Write out each line exactly as given. Leave the pictures out of your copy.

-- begin DATA IN THIS EXERCISE --

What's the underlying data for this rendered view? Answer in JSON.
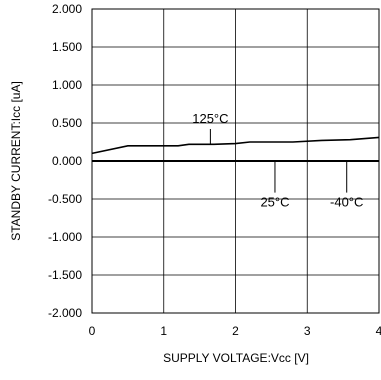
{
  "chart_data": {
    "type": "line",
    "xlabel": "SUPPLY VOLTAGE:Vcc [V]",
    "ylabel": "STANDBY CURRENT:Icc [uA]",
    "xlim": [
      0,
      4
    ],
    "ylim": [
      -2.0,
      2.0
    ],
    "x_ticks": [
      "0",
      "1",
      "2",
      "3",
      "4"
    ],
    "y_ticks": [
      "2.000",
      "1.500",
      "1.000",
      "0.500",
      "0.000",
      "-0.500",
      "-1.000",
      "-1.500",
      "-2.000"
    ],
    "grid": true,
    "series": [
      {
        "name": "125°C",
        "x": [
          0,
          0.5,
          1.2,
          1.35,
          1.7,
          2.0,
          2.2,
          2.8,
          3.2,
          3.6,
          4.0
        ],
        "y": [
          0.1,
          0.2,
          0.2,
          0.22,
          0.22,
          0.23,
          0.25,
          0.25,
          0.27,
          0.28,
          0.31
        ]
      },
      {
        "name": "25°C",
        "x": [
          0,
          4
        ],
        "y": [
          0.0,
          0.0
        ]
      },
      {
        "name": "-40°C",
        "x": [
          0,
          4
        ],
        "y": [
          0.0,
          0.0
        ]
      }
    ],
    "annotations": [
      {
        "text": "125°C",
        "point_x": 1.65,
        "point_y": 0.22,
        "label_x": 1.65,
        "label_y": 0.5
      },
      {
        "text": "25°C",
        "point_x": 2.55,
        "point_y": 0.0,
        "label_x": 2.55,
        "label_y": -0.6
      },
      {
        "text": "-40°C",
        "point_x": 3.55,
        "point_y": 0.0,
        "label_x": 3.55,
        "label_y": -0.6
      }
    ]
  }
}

-- end DATA IN THIS EXERCISE --

* [RESULT]
What's the underlying data for this rendered view? Answer in JSON.
{
  "chart_data": {
    "type": "line",
    "xlabel": "SUPPLY VOLTAGE:Vcc [V]",
    "ylabel": "STANDBY CURRENT:Icc [uA]",
    "xlim": [
      0,
      4
    ],
    "ylim": [
      -2.0,
      2.0
    ],
    "x_ticks": [
      "0",
      "1",
      "2",
      "3",
      "4"
    ],
    "y_ticks": [
      "2.000",
      "1.500",
      "1.000",
      "0.500",
      "0.000",
      "-0.500",
      "-1.000",
      "-1.500",
      "-2.000"
    ],
    "grid": true,
    "series": [
      {
        "name": "125°C",
        "x": [
          0,
          0.5,
          1.2,
          1.35,
          1.7,
          2.0,
          2.2,
          2.8,
          3.2,
          3.6,
          4.0
        ],
        "y": [
          0.1,
          0.2,
          0.2,
          0.22,
          0.22,
          0.23,
          0.25,
          0.25,
          0.27,
          0.28,
          0.31
        ]
      },
      {
        "name": "25°C",
        "x": [
          0,
          4
        ],
        "y": [
          0.0,
          0.0
        ]
      },
      {
        "name": "-40°C",
        "x": [
          0,
          4
        ],
        "y": [
          0.0,
          0.0
        ]
      }
    ],
    "annotations": [
      {
        "text": "125°C",
        "point_x": 1.65,
        "point_y": 0.22,
        "label_x": 1.65,
        "label_y": 0.5
      },
      {
        "text": "25°C",
        "point_x": 2.55,
        "point_y": 0.0,
        "label_x": 2.55,
        "label_y": -0.6
      },
      {
        "text": "-40°C",
        "point_x": 3.55,
        "point_y": 0.0,
        "label_x": 3.55,
        "label_y": -0.6
      }
    ]
  }
}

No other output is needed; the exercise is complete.